**Aim of the exercise**
Output all of the records exactly as written.

Data excerpts:
- - -

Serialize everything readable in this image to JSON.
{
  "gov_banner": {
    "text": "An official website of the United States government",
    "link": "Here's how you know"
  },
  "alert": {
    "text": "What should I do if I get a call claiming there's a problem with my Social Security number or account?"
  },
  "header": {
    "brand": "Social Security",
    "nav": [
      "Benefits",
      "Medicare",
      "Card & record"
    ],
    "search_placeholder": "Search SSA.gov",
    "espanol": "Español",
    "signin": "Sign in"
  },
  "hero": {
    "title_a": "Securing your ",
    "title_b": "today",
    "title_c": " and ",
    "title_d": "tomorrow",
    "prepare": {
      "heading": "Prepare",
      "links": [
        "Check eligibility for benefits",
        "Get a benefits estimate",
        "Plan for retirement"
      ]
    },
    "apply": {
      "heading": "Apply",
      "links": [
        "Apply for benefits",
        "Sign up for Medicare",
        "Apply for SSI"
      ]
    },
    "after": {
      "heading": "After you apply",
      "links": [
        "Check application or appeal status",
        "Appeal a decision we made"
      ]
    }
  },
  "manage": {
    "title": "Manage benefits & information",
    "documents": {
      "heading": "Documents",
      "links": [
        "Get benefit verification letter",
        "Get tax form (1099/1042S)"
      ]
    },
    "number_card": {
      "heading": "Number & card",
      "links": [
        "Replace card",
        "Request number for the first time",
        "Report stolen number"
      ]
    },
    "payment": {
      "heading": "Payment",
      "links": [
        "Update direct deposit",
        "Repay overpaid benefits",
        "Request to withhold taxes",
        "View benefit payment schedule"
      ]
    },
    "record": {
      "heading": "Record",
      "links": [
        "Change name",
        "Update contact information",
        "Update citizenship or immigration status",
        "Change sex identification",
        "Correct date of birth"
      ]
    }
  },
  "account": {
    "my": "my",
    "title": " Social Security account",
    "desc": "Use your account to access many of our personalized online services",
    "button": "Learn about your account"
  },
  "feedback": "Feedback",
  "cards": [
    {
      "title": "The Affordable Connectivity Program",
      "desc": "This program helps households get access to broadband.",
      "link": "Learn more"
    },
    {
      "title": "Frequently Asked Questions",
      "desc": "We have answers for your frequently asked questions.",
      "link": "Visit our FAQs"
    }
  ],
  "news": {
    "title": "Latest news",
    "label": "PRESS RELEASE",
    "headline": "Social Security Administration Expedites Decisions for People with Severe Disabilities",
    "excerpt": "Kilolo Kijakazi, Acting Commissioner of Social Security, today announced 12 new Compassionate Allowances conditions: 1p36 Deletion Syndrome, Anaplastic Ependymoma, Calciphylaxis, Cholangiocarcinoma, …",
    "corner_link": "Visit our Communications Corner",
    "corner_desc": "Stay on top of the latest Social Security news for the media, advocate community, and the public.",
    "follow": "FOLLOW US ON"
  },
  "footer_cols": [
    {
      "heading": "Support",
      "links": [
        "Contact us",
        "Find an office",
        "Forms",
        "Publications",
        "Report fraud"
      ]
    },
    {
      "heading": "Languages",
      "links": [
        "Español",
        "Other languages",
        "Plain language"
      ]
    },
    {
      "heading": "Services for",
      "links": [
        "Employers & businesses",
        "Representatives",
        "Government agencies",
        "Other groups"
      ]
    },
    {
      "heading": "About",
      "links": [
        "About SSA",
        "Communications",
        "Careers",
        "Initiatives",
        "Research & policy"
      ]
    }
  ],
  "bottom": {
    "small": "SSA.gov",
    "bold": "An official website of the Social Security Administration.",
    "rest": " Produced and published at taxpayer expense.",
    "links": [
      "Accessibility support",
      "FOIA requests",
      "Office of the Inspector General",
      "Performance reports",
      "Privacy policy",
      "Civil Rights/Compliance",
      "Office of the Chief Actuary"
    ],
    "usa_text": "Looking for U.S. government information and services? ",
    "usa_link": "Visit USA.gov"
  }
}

- - -

**Answer to the task**
Serialize everything readable in this image to JSON.
{
  "gov_banner": {
    "text": "An official website of the United States government",
    "link": "Here's how you know"
  },
  "alert": {
    "text": "What should I do if I get a call claiming there's a problem with my Social Security number or account?"
  },
  "header": {
    "brand": "Social Security",
    "nav": [
      "Benefits",
      "Medicare",
      "Card & record"
    ],
    "search_placeholder": "Search SSA.gov",
    "espanol": "Español",
    "signin": "Sign in"
  },
  "hero": {
    "title_a": "Securing your ",
    "title_b": "today",
    "title_c": " and ",
    "title_d": "tomorrow",
    "prepare": {
      "heading": "Prepare",
      "links": [
        "Check eligibility for benefits",
        "Get a benefits estimate",
        "Plan for retirement"
      ]
    },
    "apply": {
      "heading": "Apply",
      "links": [
        "Apply for benefits",
        "Sign up for Medicare",
        "Apply for SSI"
      ]
    },
    "after": {
      "heading": "After you apply",
      "links": [
        "Check application or appeal status",
        "Appeal a decision we made"
      ]
    }
  },
  "manage": {
    "title": "Manage benefits & information",
    "documents": {
      "heading": "Documents",
      "links": [
        "Get benefit verification letter",
        "Get tax form (1099/1042S)"
      ]
    },
    "number_card": {
      "heading": "Number & card",
      "links": [
        "Replace card",
        "Request number for the first time",
        "Report stolen number"
      ]
    },
    "payment": {
      "heading": "Payment",
      "links": [
        "Update direct deposit",
        "Repay overpaid benefits",
        "Request to withhold taxes",
        "View benefit payment schedule"
      ]
    },
    "record": {
      "heading": "Record",
      "links": [
        "Change name",
        "Update contact information",
        "Update citizenship or immigration status",
        "Change sex identification",
        "Correct date of birth"
      ]
    }
  },
  "account": {
    "my": "my",
    "title": " Social Security account",
    "desc": "Use your account to access many of our personalized online services",
    "button": "Learn about your account"
  },
  "feedback": "Feedback",
  "cards": [
    {
      "title": "The Affordable Connectivity Program",
      "desc": "This program helps households get access to broadband.",
      "link": "Learn more"
    },
    {
      "title": "Frequently Asked Questions",
      "desc": "We have answers for your frequently asked questions.",
      "link": "Visit our FAQs"
    }
  ],
  "news": {
    "title": "Latest news",
    "label": "PRESS RELEASE",
    "headline": "Social Security Administration Expedites Decisions for People with Severe Disabilities",
    "excerpt": "Kilolo Kijakazi, Acting Commissioner of Social Security, today announced 12 new Compassionate Allowances conditions: 1p36 Deletion Syndrome, Anaplastic Ependymoma, Calciphylaxis, Cholangiocarcinoma, …",
    "corner_link": "Visit our Communications Corner",
    "corner_desc": "Stay on top of the latest Social Security news for the media, advocate community, and the public.",
    "follow": "FOLLOW US ON"
  },
  "footer_cols": [
    {
      "heading": "Support",
      "links": [
        "Contact us",
        "Find an office",
        "Forms",
        "Publications",
        "Report fraud"
      ]
    },
    {
      "heading": "Languages",
      "links": [
        "Español",
        "Other languages",
        "Plain language"
      ]
    },
    {
      "heading": "Services for",
      "links": [
        "Employers & businesses",
        "Representatives",
        "Government agencies",
        "Other groups"
      ]
    },
    {
      "heading": "About",
      "links": [
        "About SSA",
        "Communications",
        "Careers",
        "Initiatives",
        "Research & policy"
      ]
    }
  ],
  "bottom": {
    "small": "SSA.gov",
    "bold": "An official website of the Social Security Administration.",
    "rest": " Produced and published at taxpayer expense.",
    "links": [
      "Accessibility support",
      "FOIA requests",
      "Office of the Inspector General",
      "Performance reports",
      "Privacy policy",
      "Civil Rights/Compliance",
      "Office of the Chief Actuary"
    ],
    "usa_text": "Looking for U.S. government information and services? ",
    "usa_link": "Visit USA.gov"
  }
}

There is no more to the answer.